=== Dataset extract ===

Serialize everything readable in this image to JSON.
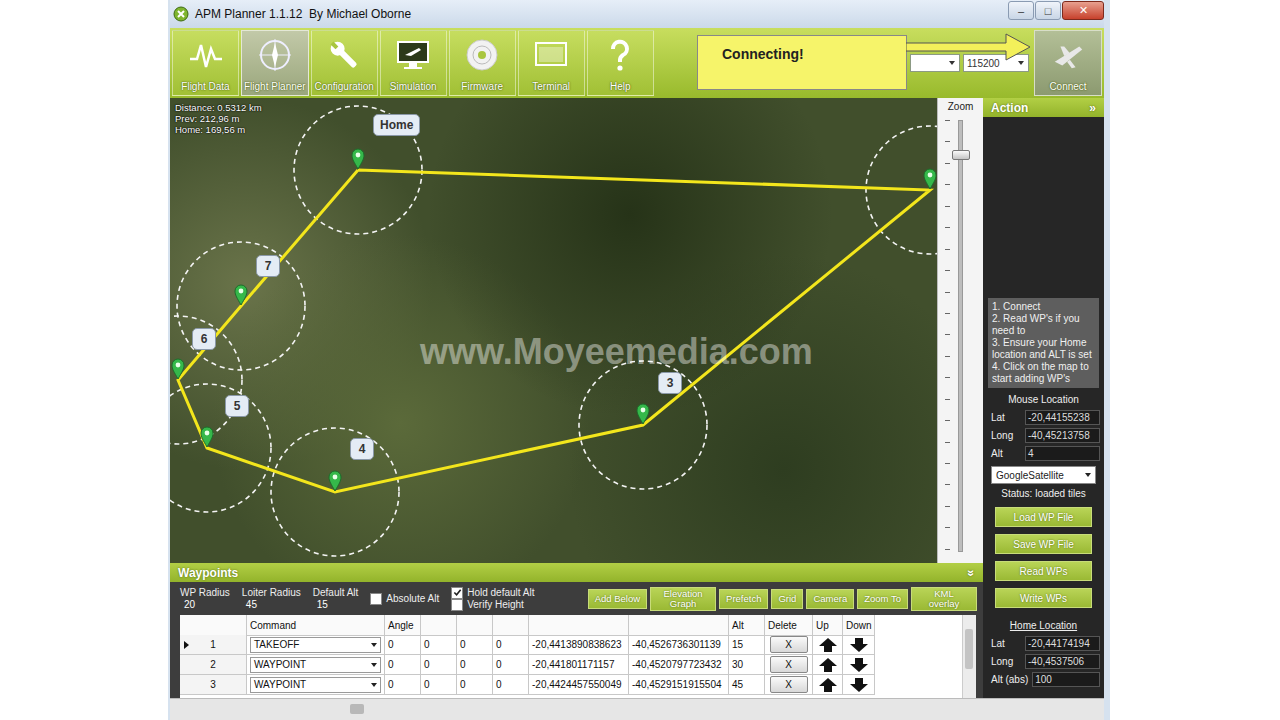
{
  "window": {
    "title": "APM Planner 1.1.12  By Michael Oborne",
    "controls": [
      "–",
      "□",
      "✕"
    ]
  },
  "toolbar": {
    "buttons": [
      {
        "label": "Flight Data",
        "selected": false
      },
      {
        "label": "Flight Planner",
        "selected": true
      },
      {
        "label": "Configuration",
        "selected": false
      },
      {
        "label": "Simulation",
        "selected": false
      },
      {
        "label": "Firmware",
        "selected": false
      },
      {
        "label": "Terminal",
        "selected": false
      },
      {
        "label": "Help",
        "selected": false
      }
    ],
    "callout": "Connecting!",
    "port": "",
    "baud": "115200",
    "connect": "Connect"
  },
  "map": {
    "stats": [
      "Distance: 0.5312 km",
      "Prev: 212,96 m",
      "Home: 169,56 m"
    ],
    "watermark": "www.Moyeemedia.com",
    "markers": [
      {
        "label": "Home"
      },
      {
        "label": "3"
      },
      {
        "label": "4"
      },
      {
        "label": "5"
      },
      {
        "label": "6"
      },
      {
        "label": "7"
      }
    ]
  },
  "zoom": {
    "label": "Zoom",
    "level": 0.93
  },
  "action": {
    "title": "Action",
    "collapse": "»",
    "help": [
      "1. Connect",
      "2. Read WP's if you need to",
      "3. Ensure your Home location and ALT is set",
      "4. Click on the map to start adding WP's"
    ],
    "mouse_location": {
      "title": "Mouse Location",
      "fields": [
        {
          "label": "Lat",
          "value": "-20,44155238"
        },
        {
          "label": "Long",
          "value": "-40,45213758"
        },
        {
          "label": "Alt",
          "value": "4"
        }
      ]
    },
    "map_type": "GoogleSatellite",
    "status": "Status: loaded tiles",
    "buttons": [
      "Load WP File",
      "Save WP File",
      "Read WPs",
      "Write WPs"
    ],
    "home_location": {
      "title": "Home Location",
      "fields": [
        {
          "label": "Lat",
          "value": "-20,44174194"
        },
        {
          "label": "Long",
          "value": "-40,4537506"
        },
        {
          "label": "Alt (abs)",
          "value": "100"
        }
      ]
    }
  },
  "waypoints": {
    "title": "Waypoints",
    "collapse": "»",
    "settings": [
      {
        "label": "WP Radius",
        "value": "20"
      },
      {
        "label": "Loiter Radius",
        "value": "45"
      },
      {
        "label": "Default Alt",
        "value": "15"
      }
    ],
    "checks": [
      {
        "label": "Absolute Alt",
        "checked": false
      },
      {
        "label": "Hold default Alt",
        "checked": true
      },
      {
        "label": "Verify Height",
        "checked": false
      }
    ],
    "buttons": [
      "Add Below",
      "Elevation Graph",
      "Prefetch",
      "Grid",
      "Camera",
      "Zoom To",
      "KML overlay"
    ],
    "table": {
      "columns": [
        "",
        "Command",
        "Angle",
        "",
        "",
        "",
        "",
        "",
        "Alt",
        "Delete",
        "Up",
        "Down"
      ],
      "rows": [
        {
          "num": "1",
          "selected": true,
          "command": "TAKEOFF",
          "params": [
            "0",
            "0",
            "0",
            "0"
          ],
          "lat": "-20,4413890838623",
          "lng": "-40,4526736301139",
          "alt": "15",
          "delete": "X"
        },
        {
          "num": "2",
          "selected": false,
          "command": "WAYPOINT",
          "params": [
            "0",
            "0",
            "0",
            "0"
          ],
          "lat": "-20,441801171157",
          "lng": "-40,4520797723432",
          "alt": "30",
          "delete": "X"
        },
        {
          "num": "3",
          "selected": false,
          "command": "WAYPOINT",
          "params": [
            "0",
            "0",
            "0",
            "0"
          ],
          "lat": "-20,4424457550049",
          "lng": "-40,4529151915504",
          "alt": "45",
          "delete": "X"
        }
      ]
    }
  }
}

===
=== Dataset extract ===

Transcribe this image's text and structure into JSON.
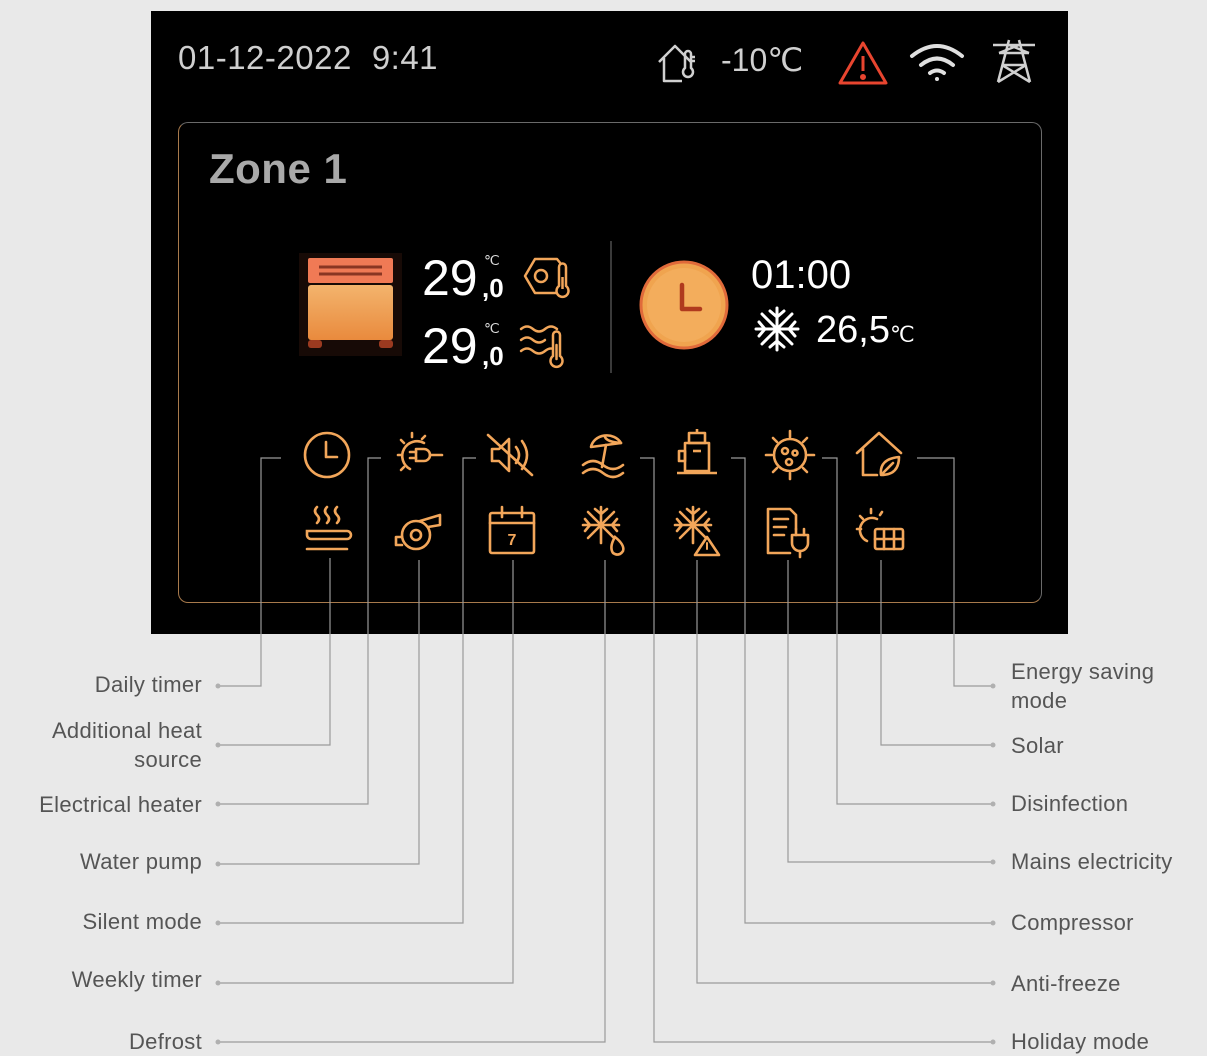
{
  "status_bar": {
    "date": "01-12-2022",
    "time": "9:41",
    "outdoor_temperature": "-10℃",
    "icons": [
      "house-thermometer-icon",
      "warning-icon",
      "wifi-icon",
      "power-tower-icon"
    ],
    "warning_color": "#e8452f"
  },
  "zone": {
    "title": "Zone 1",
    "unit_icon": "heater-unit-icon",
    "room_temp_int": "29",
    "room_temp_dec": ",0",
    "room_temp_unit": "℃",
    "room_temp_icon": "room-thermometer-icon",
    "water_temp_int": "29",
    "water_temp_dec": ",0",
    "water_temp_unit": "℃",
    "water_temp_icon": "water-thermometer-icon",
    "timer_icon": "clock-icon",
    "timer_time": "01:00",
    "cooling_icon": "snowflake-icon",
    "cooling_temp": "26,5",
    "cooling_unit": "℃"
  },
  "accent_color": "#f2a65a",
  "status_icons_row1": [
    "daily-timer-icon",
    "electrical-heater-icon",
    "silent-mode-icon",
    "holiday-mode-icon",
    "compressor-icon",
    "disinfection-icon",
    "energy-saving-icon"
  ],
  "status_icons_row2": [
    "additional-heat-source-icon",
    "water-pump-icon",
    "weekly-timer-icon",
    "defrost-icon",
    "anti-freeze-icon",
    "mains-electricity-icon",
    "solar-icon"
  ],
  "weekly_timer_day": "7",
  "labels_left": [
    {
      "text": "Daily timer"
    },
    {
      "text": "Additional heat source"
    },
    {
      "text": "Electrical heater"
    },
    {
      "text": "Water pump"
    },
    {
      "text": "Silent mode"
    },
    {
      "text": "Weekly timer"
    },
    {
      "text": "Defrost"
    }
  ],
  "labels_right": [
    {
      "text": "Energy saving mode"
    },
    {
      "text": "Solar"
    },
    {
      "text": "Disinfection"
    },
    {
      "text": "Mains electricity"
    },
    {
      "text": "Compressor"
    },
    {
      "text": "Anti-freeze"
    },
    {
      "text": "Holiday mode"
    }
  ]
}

===

All lines that include "heater" are to be gathered and copied.

    "unit_icon": "heater-unit-icon",
    "electrical-heater-icon",
      "text": "Electrical heater"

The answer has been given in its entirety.